◆ TASKS FOR THIS EXERCISE
- 1) In the text on creating table borders in code, what Size value is given to every border?
- 2) Pick up the text on table borders and document images in code at the point where it stops, and continue it.

--- Begin TEXT PASSAGE ---

The following is a generic method to create borders for a table.
public static TableProperties CreateTableProperties()
{
return new TableProperties(
new TableBorders(
new TopBorder { Val = new EnumValue<BorderValues>(BorderValues.Single), Size = 12 },
new BottomBorder { Val = new EnumValue<BorderValues>(BorderValues.Single), Size = 12 },
new LeftBorder { Val = new EnumValue<BorderValues>(BorderValues.Single), Size = 12 },
new RightBorder { Val = new EnumValue<BorderValues>(BorderValues.Single), Size = 12 },
new InsideHorizontalBorder { Val = new EnumValue<BorderValues>(BorderValues.Single), Size = 12 },
new InsideVerticalBorder { Val = new EnumValue<BorderValues>(BorderValues.Single), Size = 12 })
);
}
Which is called as follows.
var table = new Table();
// set borders
TableProperties props = Helpers.CreateTableProperties();
table.AppendChild(props);
By writing a method as shown above not only can it be used again it clear up code for easier coding and maintenance. Another example for code reuse is for adding an image to a document as there are many parts to write code for appending an image as shown below.
public static void AddImageToBody(WordprocessingDocument document, string relationshipId, int pWidth, int pHeight)
{
// Define the reference of the image.
var element =
new Drawing(
new Inline(
new Extent() { Cx = pWidth, Cy = pHeight },
new EffectExtent()

--- End TEXT PASSAGE ---
--- Begin GIVEN INFORMATION ---

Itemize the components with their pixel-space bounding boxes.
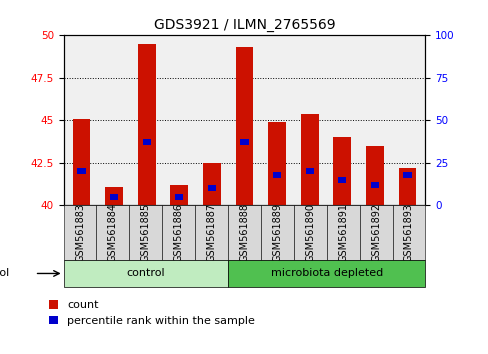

--- End GIVEN INFORMATION ---

◆ TASK-BY-TASK OUTPUTS
- 1) 12

- 2)
{
LeftEdge = 0L,
TopEdge = 0L,
RightEdge = 0L,
BottomEdge = 0L
},
new DocProperties()
{
Id = (UInt32Value)1U,
Name = "Picture 1"
},
new NonVisualGraphicFrameDrawingProperties(
new GraphicFrameLocks()
{
NoChangeAspect = true
}),
new Graphic(
new GraphicData(
new Picture(
new NonVisualPictureProperties(
new NonVisualDrawingProperties()
{
Id = (UInt32Value)0U,
Name = "New Bitmap Image.jpg"
},
new NonVisualPictureDrawingProperties()),
new BlipFill(
new Blip(
new BlipExtensionList(
new BlipExtension()
{
Uri = "{28A0092B-C50C-407E-A947-70E740481C1C}"
})
)
{
Embed = relationshipId,
CompressionState =
BlipCompressionValues.Print
},
new Stretch(
new FillRectangle())),
new ShapeProperties(
new Transform2D(
new Offset() { X = 0L, Y = 0L },
new Extents() { Cx = pWidth, Cy = pHeight }),
new PresetGeometry(
new AdjustValueList()
)
{ Preset = ShapeTypeValues.Rectangle }))
)
{ Uri = "http://schemas.openxmlformats.org/drawingml/2006/picture" })
)
{
DistanceFromTop = (UInt32Value)0U,
DistanceFromBottom = (UInt32Value)0U,
DistanceFromLeft = (UInt32Value)0U,
DistanceFromRight = (UInt32Value)0U
});
// Append the reference to body, the element should be in a Run.
document.MainDocumentPart.Document.Body.AppendChild(new Paragraph(new Run(element)));
}
Note the structure of the method above, rather than attempting to write this method in a conventional manner as shown next, imagine debugging this code or modifying the code. This is why formatting the code as done above makes sense for not only this example but for any complex operation.
public static void AddImageToBodyBad(WordprocessingDocument document, string relationshipId, int pWidth, int pHeight)
{
// Define the reference of the image.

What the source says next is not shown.